Explorer le contenu:
- a) Dans le texte sur les mycotoxines, quels aliments sont cités dans la phrase qui se termine par « susceptibles d'être contaminés par les mycotoxines » ?
- b) Selon le texte sur les mycotoxines, pourquoi la réglementation européenne ne protège-t-elle pas contre toutes les mycotoxines ? Répondez en une à trois phrases.
- c) D'après le texte sur les mycotoxines, quel poste occupe Denis Habauzit ?

L’utilisation combinée de différents logiciels informatiques pourrait accélérer l’acquisition de connaissances sur les toxines produites par les moisissures se développant dans les aliments, appelées mycotoxines. Cette approche innovante a été utilisée par des scientifiques de l’Anses pour identifier les mycotoxines qui pourraient être mutagènes et/ou cancérigènes.

Les moisissures dans les aliments, notamment ceux d’origine végétale, peuvent produire des toxines, les mycotoxines, dont certaines peuvent favoriser des mutations génétiques ou des cancers chez l’être humain ou les animaux : « Les moisissures peuvent se développer tout le long de la production de l’aliment, depuis sa culture jusqu’au produit fini », explique Denis Habauzit, chargé de projet au sein de l’unité Toxicologie des contaminants, du laboratoire Anses de Fougères. Céréales, fruits ou légumes : de nombreux aliments sont susceptibles d’être contaminés par les mycotoxines.

La réglementation européenne limite strictement la quantité maximale autorisée pour les principales mycotoxines susceptibles d’être présentes dans les aliments mis sur le marché, mais les données manquent pour les autres : « Des travaux de recherche ont montré que les aliments peuvent contenir des mycotoxines pour lesquelles nous n’avons pas ou peu d’information concernant leur toxicité et qui ne sont ni réglementées ni surveillées », indique Valérie Fessard, cheffe de l’unité.

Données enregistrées
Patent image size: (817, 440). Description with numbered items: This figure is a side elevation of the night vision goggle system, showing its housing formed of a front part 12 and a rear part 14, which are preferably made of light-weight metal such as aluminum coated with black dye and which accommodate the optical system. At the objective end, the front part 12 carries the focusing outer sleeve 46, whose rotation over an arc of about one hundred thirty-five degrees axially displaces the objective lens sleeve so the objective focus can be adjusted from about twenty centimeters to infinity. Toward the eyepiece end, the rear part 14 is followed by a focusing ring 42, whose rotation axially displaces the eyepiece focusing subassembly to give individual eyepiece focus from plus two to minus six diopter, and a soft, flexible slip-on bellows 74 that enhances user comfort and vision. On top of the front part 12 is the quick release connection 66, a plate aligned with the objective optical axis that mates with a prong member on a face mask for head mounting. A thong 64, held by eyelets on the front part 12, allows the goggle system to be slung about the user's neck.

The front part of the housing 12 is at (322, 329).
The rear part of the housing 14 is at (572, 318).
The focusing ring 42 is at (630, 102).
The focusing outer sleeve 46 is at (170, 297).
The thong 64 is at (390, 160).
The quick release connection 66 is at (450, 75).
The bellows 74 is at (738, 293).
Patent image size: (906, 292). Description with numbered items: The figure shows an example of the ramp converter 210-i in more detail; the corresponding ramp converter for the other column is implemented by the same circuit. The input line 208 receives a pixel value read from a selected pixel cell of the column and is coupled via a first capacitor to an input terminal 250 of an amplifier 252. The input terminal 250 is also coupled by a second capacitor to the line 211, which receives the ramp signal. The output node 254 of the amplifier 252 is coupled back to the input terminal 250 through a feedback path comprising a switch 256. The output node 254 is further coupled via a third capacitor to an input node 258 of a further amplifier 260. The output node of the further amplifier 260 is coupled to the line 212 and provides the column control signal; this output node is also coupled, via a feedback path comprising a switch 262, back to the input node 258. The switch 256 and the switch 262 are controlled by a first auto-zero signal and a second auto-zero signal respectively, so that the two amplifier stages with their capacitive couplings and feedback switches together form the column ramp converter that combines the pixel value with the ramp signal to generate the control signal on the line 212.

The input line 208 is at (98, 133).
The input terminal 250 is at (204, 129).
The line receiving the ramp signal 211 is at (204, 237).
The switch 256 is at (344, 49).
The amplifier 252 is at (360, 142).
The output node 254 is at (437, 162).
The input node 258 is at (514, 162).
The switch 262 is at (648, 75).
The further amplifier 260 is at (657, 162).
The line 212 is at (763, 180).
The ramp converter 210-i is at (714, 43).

Exercice corrigé:
- a) Les céréales, les fruits et les légumes.

- b) Elle ne limite la quantité maximale que pour les principales mycotoxines. Or, des recherches ont montré que les aliments peuvent aussi contenir des mycotoxines dont on connaît mal ou pas du tout la toxicité, et qui ne sont ni réglementées ni surveillées.

- c) Il est chargé de projet dans l'unité Toxicologie des contaminants du laboratoire Anses de Fougères.